◆ **Problem**: Repeat the records word for word, excluding any picture.

(Collected data entries)
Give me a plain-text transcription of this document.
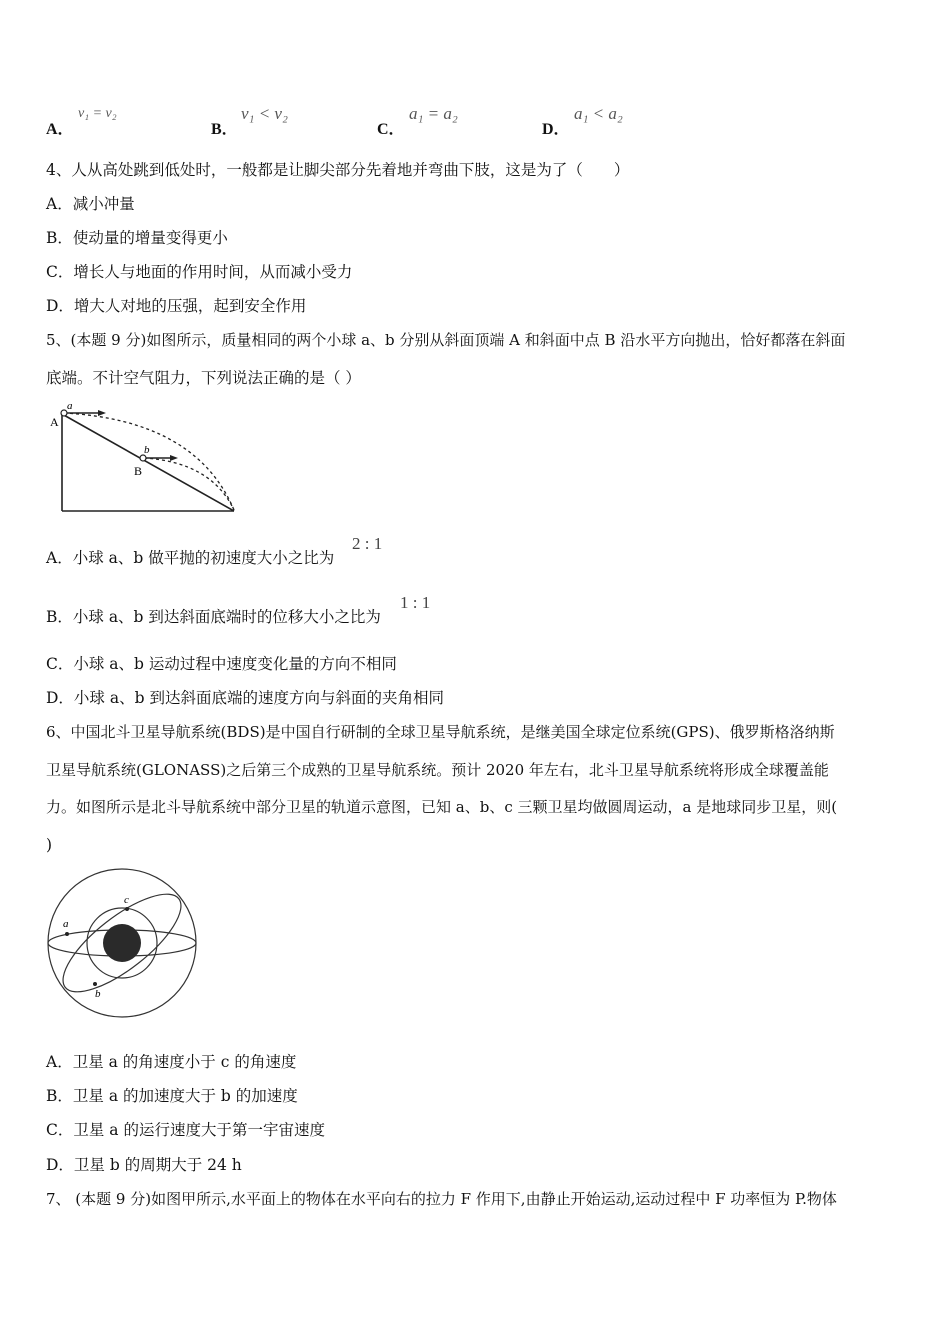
A．
v₁ = v₂
B．
v₁ < v₂
C．
a₁ = a₂
D．
a₁ < a₂
4、人从高处跳到低处时，一般都是让脚尖部分先着地并弯曲下肢，这是为了（　　）
A．减小冲量
B．使动量的增量变得更小
C．增长人与地面的作用时间，从而减小受力
D．增大人对地的压强，起到安全作用
5、(本题 9 分)如图所示，质量相同的两个小球 a、b 分别从斜面顶端 A 和斜面中点 B 沿水平方向抛出，恰好都落在斜面
底端。不计空气阻力，下列说法正确的是（ ）
a
A
b
B
A．小球 a、b 做平抛的初速度大小之比为
2 : 1
B．小球 a、b 到达斜面底端时的位移大小之比为
1 : 1
C．小球 a、b 运动过程中速度变化量的方向不相同
D．小球 a、b 到达斜面底端的速度方向与斜面的夹角相同
6、中国北斗卫星导航系统(BDS)是中国自行研制的全球卫星导航系统，是继美国全球定位系统(GPS)、俄罗斯格洛纳斯
卫星导航系统(GLONASS)之后第三个成熟的卫星导航系统。预计 2020 年左右，北斗卫星导航系统将形成全球覆盖能
力。如图所示是北斗导航系统中部分卫星的轨道示意图，已知 a、b、c 三颗卫星均做圆周运动，a 是地球同步卫星，则(
)
a
b
c
A．卫星 a 的角速度小于 c 的角速度
B．卫星 a 的加速度大于 b 的加速度
C．卫星 a 的运行速度大于第一宇宙速度
D．卫星 b 的周期大于 24 h
7、 (本题 9 分)如图甲所示,水平面上的物体在水平向右的拉力 F 作用下,由静止开始运动,运动过程中 F 功率恒为 P.物体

◆ **Written solution**:
Give me a plain-text transcription of this document.
A．
v₁ = v₂
B．
v₁ < v₂
C．
a₁ = a₂
D．
a₁ < a₂
4、人从高处跳到低处时，一般都是让脚尖部分先着地并弯曲下肢，这是为了（　　）
A．减小冲量
B．使动量的增量变得更小
C．增长人与地面的作用时间，从而减小受力
D．增大人对地的压强，起到安全作用
5、(本题 9 分)如图所示，质量相同的两个小球 a、b 分别从斜面顶端 A 和斜面中点 B 沿水平方向抛出，恰好都落在斜面
底端。不计空气阻力，下列说法正确的是（ ）
a
A
b
B
A．小球 a、b 做平抛的初速度大小之比为
2 : 1
B．小球 a、b 到达斜面底端时的位移大小之比为
1 : 1
C．小球 a、b 运动过程中速度变化量的方向不相同
D．小球 a、b 到达斜面底端的速度方向与斜面的夹角相同
6、中国北斗卫星导航系统(BDS)是中国自行研制的全球卫星导航系统，是继美国全球定位系统(GPS)、俄罗斯格洛纳斯
卫星导航系统(GLONASS)之后第三个成熟的卫星导航系统。预计 2020 年左右，北斗卫星导航系统将形成全球覆盖能
力。如图所示是北斗导航系统中部分卫星的轨道示意图，已知 a、b、c 三颗卫星均做圆周运动，a 是地球同步卫星，则(
)
a
b
c
A．卫星 a 的角速度小于 c 的角速度
B．卫星 a 的加速度大于 b 的加速度
C．卫星 a 的运行速度大于第一宇宙速度
D．卫星 b 的周期大于 24 h
7、 (本题 9 分)如图甲所示,水平面上的物体在水平向右的拉力 F 作用下,由静止开始运动,运动过程中 F 功率恒为 P.物体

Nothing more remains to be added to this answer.